::: RECORDED INFORMATION :::

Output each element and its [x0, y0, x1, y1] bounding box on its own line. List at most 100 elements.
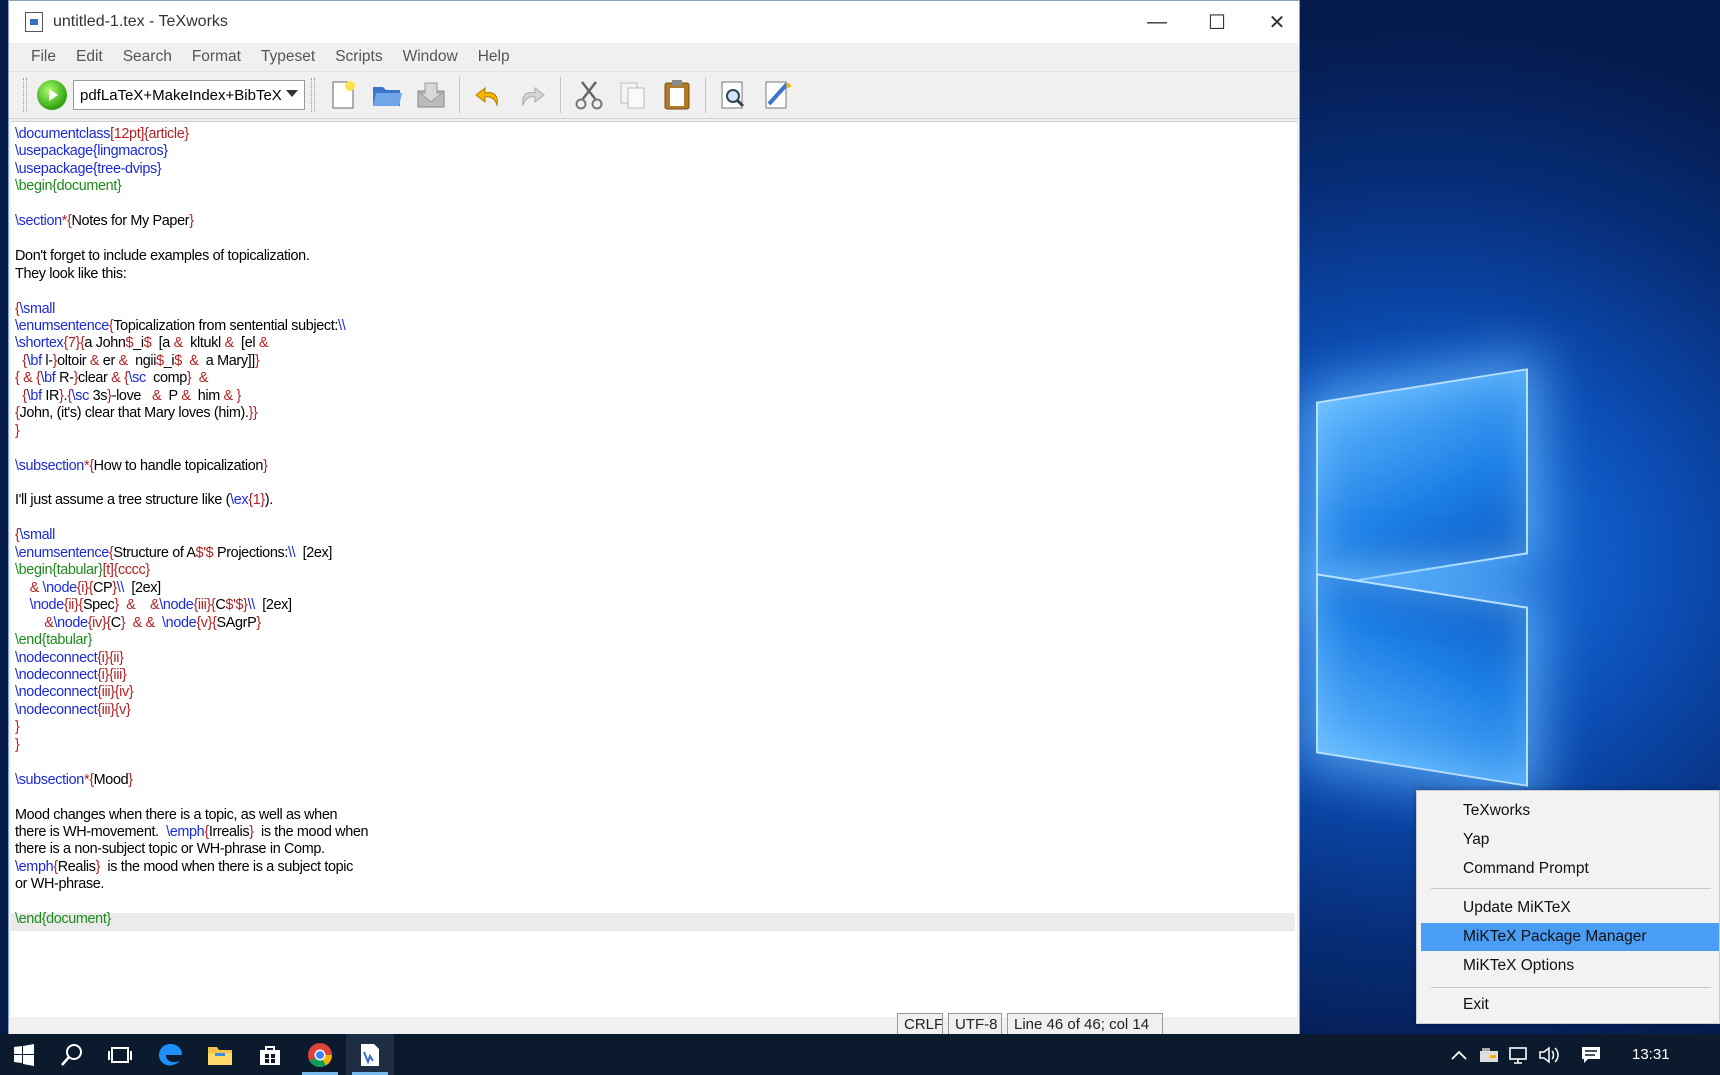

:::
::: RECORDED INFORMATION :::

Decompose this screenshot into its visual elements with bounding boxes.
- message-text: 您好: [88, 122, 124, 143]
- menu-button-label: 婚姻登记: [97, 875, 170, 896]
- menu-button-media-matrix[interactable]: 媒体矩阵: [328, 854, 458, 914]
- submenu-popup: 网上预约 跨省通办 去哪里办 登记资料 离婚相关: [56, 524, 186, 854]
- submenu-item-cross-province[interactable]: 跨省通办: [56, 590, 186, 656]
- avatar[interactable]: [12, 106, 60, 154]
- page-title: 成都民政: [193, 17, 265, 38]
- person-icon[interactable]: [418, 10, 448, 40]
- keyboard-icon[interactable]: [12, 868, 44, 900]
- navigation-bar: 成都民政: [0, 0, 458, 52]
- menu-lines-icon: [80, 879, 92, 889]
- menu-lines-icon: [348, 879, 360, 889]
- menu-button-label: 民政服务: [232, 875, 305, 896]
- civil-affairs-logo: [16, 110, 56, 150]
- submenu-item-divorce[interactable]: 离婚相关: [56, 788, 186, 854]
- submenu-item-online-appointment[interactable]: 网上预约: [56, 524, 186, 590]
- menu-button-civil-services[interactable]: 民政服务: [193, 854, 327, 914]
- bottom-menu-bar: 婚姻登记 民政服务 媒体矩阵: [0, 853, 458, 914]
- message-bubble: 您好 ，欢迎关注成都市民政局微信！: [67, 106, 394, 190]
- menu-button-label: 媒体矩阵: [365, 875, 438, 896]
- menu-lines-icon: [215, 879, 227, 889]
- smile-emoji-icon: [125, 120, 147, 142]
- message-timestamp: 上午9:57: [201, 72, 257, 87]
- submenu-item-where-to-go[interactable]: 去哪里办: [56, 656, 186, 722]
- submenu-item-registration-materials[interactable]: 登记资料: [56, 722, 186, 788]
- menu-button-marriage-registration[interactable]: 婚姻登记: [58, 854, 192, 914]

:::

— WHAT YOU ARE ASKED TO DO —
Duplicate the entries above, from the line with "Decompose this screenshot" up to and including the line with "- civil-affairs-logo: [16, 110, 56, 150]", keeping each line unchanged.

— ANSWER IN FULL —
Decompose this screenshot into its visual elements with bounding boxes.
- message-text: 您好: [88, 122, 124, 143]
- menu-button-label: 婚姻登记: [97, 875, 170, 896]
- menu-button-media-matrix[interactable]: 媒体矩阵: [328, 854, 458, 914]
- submenu-popup: 网上预约 跨省通办 去哪里办 登记资料 离婚相关: [56, 524, 186, 854]
- submenu-item-cross-province[interactable]: 跨省通办: [56, 590, 186, 656]
- avatar[interactable]: [12, 106, 60, 154]
- page-title: 成都民政: [193, 17, 265, 38]
- person-icon[interactable]: [418, 10, 448, 40]
- keyboard-icon[interactable]: [12, 868, 44, 900]
- navigation-bar: 成都民政: [0, 0, 458, 52]
- menu-lines-icon: [80, 879, 92, 889]
- menu-lines-icon: [348, 879, 360, 889]
- menu-button-label: 民政服务: [232, 875, 305, 896]
- civil-affairs-logo: [16, 110, 56, 150]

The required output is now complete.